▶ [Exercise description]: Count every line in the following listing that contains "MiaPaCa", then report that count with nothing added.

▶ [Supplied records]:
== Segment start ==
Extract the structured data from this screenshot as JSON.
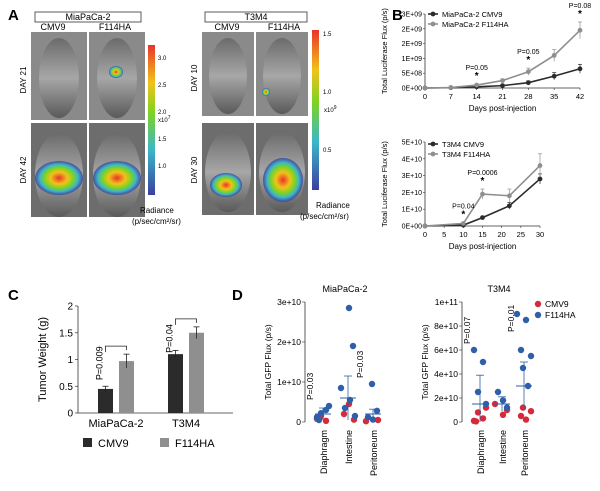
{
  "panels": {
    "A": "A",
    "B": "B",
    "C": "C",
    "D": "D"
  },
  "panel_a": {
    "left": {
      "title": "MiaPaCa-2",
      "col1": "CMV9",
      "col2": "F114HA",
      "row1": "DAY 21",
      "row2": "DAY 42",
      "scale_ticks": [
        "3.0",
        "2.5",
        "2.0",
        "1.5",
        "1.0"
      ],
      "scale_exp": "x10",
      "scale_pow": "7"
    },
    "right": {
      "title": "T3M4",
      "col1": "CMV9",
      "col2": "F114HA",
      "row1": "DAY 10",
      "row2": "DAY 30",
      "scale_ticks": [
        "1.5",
        "1.0",
        "0.5"
      ],
      "scale_exp": "x10",
      "scale_pow": "9"
    },
    "radiance_label_1": "Radiance",
    "radiance_label_2": "(p/sec/cm²/sr)"
  },
  "colors": {
    "cmv9": "#2b2b2b",
    "f114ha": "#8f8f8f",
    "red_dot": "#d42a3a",
    "blue_dot": "#2f5fa8",
    "scale_top": "#e8332a",
    "scale_bottom": "#3a3fa0"
  },
  "chart_data": [
    {
      "id": "B_top",
      "type": "line",
      "title": "",
      "xlabel": "Days post-injection",
      "ylabel": "Total Luciferase Flux (p/s)",
      "x": [
        0,
        7,
        14,
        21,
        28,
        35,
        42
      ],
      "xticks": [
        "0",
        "7",
        "14",
        "21",
        "28",
        "35",
        "42"
      ],
      "ylim": [
        0,
        2500000000
      ],
      "yticks_values": [
        0,
        500000000,
        1000000000,
        1500000000,
        2000000000,
        2500000000
      ],
      "yticks": [
        "0E+00",
        "5E+08",
        "1E+09",
        "2E+09",
        "2E+09",
        "3E+09"
      ],
      "series": [
        {
          "name": "MiaPaCa-2 CMV9",
          "values": [
            0,
            10000000,
            40000000,
            80000000,
            180000000,
            400000000,
            650000000
          ],
          "err": [
            0,
            5000000,
            15000000,
            30000000,
            60000000,
            120000000,
            150000000
          ]
        },
        {
          "name": "MiaPaCa-2 F114HA",
          "values": [
            0,
            15000000,
            100000000,
            250000000,
            550000000,
            1100000000,
            1950000000
          ],
          "err": [
            0,
            5000000,
            30000000,
            60000000,
            120000000,
            200000000,
            280000000
          ]
        }
      ],
      "annotations": [
        {
          "x": 14,
          "text": "P=0.05"
        },
        {
          "x": 28,
          "text": "P=0.05"
        },
        {
          "x": 42,
          "text": "P=0.08"
        }
      ]
    },
    {
      "id": "B_bottom",
      "type": "line",
      "xlabel": "Days post-injection",
      "ylabel": "Total Luciferase Flux (p/s)",
      "x": [
        0,
        10,
        15,
        22,
        30
      ],
      "xticks": [
        "0",
        "5",
        "10",
        "15",
        "20",
        "25",
        "30"
      ],
      "xticks_values": [
        0,
        5,
        10,
        15,
        20,
        25,
        30
      ],
      "ylim": [
        0,
        50000000000
      ],
      "yticks_values": [
        0,
        10000000000,
        20000000000,
        30000000000,
        40000000000,
        50000000000
      ],
      "yticks": [
        "0E+00",
        "1E+10",
        "2E+10",
        "3E+10",
        "4E+10",
        "5E+10"
      ],
      "series": [
        {
          "name": "T3M4 CMV9",
          "values": [
            0,
            500000000,
            5000000000,
            12000000000,
            28000000000
          ],
          "err": [
            0,
            200000000,
            800000000,
            2000000000,
            3000000000
          ]
        },
        {
          "name": "T3M4 F114HA",
          "values": [
            0,
            1500000000,
            19000000000,
            18000000000,
            36000000000
          ],
          "err": [
            0,
            500000000,
            3000000000,
            4000000000,
            7000000000
          ]
        }
      ],
      "annotations": [
        {
          "x": 10,
          "text": "P=0.04"
        },
        {
          "x": 15,
          "text": "P=0.0006"
        }
      ]
    },
    {
      "id": "C",
      "type": "bar",
      "ylabel": "Tumor Weight (g)",
      "ylim": [
        0,
        2
      ],
      "yticks": [
        "0",
        "0.5",
        "1",
        "1.5",
        "2"
      ],
      "categories": [
        "MiaPaCa-2",
        "T3M4"
      ],
      "series": [
        {
          "name": "CMV9",
          "values": [
            0.45,
            1.1
          ],
          "err": [
            0.05,
            0.07
          ]
        },
        {
          "name": "F114HA",
          "values": [
            0.97,
            1.5
          ],
          "err": [
            0.13,
            0.11
          ]
        }
      ],
      "annotations": [
        "P=0.009",
        "P=0.04"
      ]
    },
    {
      "id": "D_left",
      "type": "scatter",
      "title": "MiaPaCa-2",
      "ylabel": "Total GFP Flux (p/s)",
      "ylim": [
        0,
        30000000000
      ],
      "yticks": [
        "0",
        "1e+10",
        "2e+10",
        "3e+10"
      ],
      "categories": [
        "Diaphragm",
        "Intestine",
        "Peritoneum"
      ],
      "series": [
        {
          "name": "CMV9",
          "points": [
            [
              0,
              800000000
            ],
            [
              0,
              300000000
            ],
            [
              0,
              1500000000
            ],
            [
              1,
              600000000
            ],
            [
              1,
              2000000000
            ],
            [
              1,
              4500000000
            ],
            [
              2,
              500000000
            ],
            [
              2,
              200000000
            ]
          ]
        },
        {
          "name": "F114HA",
          "points": [
            [
              0,
              1200000000
            ],
            [
              0,
              3000000000
            ],
            [
              0,
              2200000000
            ],
            [
              0,
              4000000000
            ],
            [
              0,
              500000000
            ],
            [
              1,
              28500000000
            ],
            [
              1,
              19000000000
            ],
            [
              1,
              8500000000
            ],
            [
              1,
              5500000000
            ],
            [
              1,
              3500000000
            ],
            [
              1,
              1500000000
            ],
            [
              2,
              9500000000
            ],
            [
              2,
              2800000000
            ],
            [
              2,
              1200000000
            ],
            [
              2,
              600000000
            ]
          ]
        }
      ],
      "means": [
        {
          "cat": 0,
          "mean": 2000000000,
          "sd": 1500000000
        },
        {
          "cat": 1,
          "mean": 6000000000,
          "sd": 5500000000
        },
        {
          "cat": 2,
          "mean": 2000000000,
          "sd": 1200000000
        }
      ],
      "annotations": [
        {
          "cat": 0,
          "text": "P=0.03"
        },
        {
          "cat": 2,
          "text": "P=0.03"
        }
      ]
    },
    {
      "id": "D_right",
      "type": "scatter",
      "title": "T3M4",
      "ylabel": "Total GFP Flux (p/s)",
      "ylim": [
        0,
        100000000000
      ],
      "yticks": [
        "0",
        "2e+10",
        "4e+10",
        "6e+10",
        "8e+10",
        "1e+11"
      ],
      "categories": [
        "Diaphragm",
        "Intestine",
        "Peritoneum"
      ],
      "series": [
        {
          "name": "CMV9",
          "points": [
            [
              0,
              1000000000
            ],
            [
              0,
              3000000000
            ],
            [
              0,
              8000000000
            ],
            [
              0,
              12000000000
            ],
            [
              0,
              500000000
            ],
            [
              1,
              6000000000
            ],
            [
              1,
              10000000000
            ],
            [
              1,
              15000000000
            ],
            [
              2,
              2000000000
            ],
            [
              2,
              5000000000
            ],
            [
              2,
              9000000000
            ],
            [
              2,
              12000000000
            ]
          ]
        },
        {
          "name": "F114HA",
          "points": [
            [
              0,
              60000000000
            ],
            [
              0,
              50000000000
            ],
            [
              0,
              25000000000
            ],
            [
              0,
              15000000000
            ],
            [
              1,
              25000000000
            ],
            [
              1,
              18000000000
            ],
            [
              1,
              12000000000
            ],
            [
              2,
              90000000000
            ],
            [
              2,
              85000000000
            ],
            [
              2,
              60000000000
            ],
            [
              2,
              55000000000
            ],
            [
              2,
              45000000000
            ],
            [
              2,
              30000000000
            ]
          ]
        }
      ],
      "means": [
        {
          "cat": 0,
          "mean": 15000000000,
          "sd": 24000000000
        },
        {
          "cat": 1,
          "mean": 15000000000,
          "sd": 6000000000
        },
        {
          "cat": 2,
          "mean": 30000000000,
          "sd": 20000000000
        }
      ],
      "annotations": [
        {
          "cat": 0,
          "text": "P=0.07"
        },
        {
          "cat": 2,
          "text": "P=0.01"
        }
      ]
    }
  ]
}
== Segment end ==
▶ [Finished exercise]: 5